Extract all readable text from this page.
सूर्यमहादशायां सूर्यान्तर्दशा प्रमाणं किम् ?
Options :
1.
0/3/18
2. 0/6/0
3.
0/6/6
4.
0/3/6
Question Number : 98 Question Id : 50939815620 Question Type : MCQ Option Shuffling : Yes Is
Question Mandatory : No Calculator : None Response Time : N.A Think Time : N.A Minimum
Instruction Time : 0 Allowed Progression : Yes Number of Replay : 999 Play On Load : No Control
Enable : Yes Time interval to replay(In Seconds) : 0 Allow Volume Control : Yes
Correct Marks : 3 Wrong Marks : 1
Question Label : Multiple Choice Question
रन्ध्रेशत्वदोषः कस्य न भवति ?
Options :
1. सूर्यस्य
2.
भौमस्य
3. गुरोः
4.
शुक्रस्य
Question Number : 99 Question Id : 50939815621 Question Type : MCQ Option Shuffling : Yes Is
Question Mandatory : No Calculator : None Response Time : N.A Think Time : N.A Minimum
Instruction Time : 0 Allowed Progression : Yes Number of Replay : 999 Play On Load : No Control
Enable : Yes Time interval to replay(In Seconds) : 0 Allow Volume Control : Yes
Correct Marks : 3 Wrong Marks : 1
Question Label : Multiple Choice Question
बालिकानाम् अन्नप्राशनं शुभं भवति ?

□ □ □ □ □

Your task is to retype all the records above with nothing left out.

Full response
Extract all readable text from this page.
सूर्यमहादशायां सूर्यान्तर्दशा प्रमाणं किम् ?
Options :
1.
0/3/18
2. 0/6/0
3.
0/6/6
4.
0/3/6
Question Number : 98 Question Id : 50939815620 Question Type : MCQ Option Shuffling : Yes Is
Question Mandatory : No Calculator : None Response Time : N.A Think Time : N.A Minimum
Instruction Time : 0 Allowed Progression : Yes Number of Replay : 999 Play On Load : No Control
Enable : Yes Time interval to replay(In Seconds) : 0 Allow Volume Control : Yes
Correct Marks : 3 Wrong Marks : 1
Question Label : Multiple Choice Question
रन्ध्रेशत्वदोषः कस्य न भवति ?
Options :
1. सूर्यस्य
2.
भौमस्य
3. गुरोः
4.
शुक्रस्य
Question Number : 99 Question Id : 50939815621 Question Type : MCQ Option Shuffling : Yes Is
Question Mandatory : No Calculator : None Response Time : N.A Think Time : N.A Minimum
Instruction Time : 0 Allowed Progression : Yes Number of Replay : 999 Play On Load : No Control
Enable : Yes Time interval to replay(In Seconds) : 0 Allow Volume Control : Yes
Correct Marks : 3 Wrong Marks : 1
Question Label : Multiple Choice Question
बालिकानाम् अन्नप्राशनं शुभं भवति ?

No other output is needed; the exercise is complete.